TASK STATEMENT
Work out how many lines of the listing hold the string "是少数民族人口高度集聚区". Answer with that number alone.

SOURCE RECORDS
=======

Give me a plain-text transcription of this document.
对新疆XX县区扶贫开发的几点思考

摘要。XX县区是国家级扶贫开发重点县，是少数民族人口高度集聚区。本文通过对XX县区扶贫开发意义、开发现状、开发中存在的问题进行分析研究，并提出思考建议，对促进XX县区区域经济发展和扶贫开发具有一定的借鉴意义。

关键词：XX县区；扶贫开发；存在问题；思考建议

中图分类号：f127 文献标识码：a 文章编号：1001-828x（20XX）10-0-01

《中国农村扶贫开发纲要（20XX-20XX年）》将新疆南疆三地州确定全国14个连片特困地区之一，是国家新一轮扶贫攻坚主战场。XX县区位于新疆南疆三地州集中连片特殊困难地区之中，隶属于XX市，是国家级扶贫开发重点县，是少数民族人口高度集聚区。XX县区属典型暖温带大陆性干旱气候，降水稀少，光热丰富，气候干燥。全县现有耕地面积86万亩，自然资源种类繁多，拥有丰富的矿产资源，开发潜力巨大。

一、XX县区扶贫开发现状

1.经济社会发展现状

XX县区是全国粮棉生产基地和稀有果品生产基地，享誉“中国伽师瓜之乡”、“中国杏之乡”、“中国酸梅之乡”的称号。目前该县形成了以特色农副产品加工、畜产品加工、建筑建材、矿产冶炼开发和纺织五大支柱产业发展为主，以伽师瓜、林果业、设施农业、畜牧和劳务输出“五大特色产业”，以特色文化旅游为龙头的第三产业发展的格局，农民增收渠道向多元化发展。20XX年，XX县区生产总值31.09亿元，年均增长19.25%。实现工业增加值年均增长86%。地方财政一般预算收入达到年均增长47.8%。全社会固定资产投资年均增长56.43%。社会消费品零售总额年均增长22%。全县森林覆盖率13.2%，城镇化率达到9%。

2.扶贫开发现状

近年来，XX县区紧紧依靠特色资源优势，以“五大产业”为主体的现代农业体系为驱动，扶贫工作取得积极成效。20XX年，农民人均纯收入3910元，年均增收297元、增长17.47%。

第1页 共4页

=======

THE RESPONSE
2